» INSTRUCTIONS TO FOLLOW
Gather up every line from the entries below that uses the word "this".

» STORED ROWS
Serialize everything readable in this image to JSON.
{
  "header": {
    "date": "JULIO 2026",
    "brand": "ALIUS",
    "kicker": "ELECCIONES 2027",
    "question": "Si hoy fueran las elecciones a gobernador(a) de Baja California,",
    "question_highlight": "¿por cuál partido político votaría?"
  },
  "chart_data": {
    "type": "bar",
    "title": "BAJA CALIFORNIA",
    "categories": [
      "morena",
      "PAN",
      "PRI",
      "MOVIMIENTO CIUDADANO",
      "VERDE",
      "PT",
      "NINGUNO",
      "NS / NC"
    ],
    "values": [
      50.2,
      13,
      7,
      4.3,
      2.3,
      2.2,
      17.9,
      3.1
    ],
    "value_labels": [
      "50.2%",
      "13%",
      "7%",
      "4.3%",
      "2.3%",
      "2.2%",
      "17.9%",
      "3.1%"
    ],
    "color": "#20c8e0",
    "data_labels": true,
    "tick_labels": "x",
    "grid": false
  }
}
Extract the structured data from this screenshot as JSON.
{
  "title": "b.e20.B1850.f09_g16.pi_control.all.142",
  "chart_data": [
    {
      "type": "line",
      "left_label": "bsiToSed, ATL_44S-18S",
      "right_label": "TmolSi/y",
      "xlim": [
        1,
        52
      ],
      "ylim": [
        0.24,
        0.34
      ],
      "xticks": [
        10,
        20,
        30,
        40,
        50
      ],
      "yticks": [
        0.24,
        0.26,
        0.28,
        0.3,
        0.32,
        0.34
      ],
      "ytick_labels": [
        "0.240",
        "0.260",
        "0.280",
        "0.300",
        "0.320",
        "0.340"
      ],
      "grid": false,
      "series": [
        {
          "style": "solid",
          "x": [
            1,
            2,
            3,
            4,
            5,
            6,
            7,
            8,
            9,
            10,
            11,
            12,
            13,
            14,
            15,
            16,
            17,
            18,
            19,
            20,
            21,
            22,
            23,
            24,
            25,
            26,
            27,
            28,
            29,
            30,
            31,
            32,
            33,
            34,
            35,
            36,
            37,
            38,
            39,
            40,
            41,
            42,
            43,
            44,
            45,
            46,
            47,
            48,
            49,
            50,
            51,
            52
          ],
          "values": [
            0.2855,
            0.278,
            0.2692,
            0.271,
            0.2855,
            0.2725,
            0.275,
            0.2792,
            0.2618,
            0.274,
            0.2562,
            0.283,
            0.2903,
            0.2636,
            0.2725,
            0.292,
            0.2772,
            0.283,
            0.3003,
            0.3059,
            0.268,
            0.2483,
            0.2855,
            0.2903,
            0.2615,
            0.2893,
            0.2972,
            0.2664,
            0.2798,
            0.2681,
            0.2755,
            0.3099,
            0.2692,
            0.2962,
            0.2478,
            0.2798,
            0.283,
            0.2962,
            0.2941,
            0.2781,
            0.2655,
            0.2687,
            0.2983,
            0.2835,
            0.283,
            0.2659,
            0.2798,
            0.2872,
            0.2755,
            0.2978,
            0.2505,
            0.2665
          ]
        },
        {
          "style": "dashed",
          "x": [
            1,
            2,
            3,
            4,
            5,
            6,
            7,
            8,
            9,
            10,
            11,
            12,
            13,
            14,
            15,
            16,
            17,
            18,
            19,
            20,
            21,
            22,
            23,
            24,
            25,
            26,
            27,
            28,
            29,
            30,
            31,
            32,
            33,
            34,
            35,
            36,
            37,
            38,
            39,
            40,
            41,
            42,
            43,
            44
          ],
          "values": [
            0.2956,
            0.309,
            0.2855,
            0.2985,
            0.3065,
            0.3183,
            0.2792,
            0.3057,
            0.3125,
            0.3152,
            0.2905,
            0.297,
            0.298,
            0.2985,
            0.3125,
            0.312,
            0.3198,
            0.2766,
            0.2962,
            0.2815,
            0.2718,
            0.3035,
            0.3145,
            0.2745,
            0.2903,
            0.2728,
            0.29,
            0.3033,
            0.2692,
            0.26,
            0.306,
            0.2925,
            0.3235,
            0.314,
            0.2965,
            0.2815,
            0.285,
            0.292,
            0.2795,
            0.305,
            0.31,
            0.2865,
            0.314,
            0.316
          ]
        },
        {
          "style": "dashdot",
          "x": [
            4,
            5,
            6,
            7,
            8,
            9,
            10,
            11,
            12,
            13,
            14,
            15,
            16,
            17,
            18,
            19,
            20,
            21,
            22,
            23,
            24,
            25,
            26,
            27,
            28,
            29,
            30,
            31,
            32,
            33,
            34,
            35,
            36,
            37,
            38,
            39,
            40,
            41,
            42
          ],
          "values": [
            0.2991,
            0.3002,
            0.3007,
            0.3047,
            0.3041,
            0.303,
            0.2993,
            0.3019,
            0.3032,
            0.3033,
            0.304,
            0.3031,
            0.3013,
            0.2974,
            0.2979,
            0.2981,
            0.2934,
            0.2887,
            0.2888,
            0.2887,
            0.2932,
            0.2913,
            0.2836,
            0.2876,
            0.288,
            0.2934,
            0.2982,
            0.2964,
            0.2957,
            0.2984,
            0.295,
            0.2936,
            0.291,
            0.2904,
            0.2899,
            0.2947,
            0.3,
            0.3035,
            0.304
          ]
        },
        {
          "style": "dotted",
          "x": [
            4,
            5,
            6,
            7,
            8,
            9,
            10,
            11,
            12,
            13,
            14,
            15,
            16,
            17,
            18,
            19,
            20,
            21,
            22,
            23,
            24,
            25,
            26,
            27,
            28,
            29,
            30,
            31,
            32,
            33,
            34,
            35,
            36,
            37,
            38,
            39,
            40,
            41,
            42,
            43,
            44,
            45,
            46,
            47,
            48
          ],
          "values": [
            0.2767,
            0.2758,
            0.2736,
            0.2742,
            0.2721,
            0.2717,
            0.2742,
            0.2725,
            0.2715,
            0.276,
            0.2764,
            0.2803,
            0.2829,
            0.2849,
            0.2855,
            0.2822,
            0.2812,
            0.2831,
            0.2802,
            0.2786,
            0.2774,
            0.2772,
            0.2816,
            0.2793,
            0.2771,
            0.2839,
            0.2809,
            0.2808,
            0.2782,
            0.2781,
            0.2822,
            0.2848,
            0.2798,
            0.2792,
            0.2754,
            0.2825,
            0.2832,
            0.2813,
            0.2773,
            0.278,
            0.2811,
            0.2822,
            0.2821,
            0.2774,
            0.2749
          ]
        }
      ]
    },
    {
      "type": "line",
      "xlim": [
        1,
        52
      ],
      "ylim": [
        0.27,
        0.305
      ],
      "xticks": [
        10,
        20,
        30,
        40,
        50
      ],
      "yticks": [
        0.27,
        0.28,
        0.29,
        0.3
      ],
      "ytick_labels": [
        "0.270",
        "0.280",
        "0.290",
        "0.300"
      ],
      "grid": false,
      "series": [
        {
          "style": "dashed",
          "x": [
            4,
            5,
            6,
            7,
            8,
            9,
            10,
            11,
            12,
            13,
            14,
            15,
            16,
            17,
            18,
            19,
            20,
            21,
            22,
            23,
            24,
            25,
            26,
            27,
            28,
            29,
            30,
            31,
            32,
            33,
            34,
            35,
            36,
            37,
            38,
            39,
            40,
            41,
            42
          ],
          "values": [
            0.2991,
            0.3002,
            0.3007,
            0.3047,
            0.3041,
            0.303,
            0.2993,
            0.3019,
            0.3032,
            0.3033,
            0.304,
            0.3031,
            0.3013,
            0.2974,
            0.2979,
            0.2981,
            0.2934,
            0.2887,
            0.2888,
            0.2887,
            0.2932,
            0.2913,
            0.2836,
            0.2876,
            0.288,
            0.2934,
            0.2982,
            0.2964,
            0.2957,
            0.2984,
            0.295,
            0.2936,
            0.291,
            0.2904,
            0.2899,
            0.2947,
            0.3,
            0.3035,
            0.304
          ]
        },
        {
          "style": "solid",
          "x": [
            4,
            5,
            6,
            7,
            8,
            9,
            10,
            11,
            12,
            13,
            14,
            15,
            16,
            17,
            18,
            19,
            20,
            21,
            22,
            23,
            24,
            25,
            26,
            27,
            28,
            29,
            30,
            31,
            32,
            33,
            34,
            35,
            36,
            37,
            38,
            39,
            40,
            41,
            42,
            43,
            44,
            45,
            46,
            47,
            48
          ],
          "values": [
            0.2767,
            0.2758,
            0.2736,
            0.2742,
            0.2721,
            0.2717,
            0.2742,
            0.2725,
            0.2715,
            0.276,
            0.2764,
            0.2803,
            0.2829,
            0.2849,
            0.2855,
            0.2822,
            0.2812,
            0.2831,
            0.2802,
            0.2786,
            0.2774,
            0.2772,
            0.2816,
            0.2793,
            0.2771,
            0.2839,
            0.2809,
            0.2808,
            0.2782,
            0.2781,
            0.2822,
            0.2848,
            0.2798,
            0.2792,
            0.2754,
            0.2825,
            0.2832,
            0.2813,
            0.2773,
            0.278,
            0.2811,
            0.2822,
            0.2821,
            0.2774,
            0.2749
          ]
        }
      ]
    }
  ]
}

» TASK ANSWER
Serialize everything readable in this image to JSON.
Extract the structured data from this screenshot as JSON.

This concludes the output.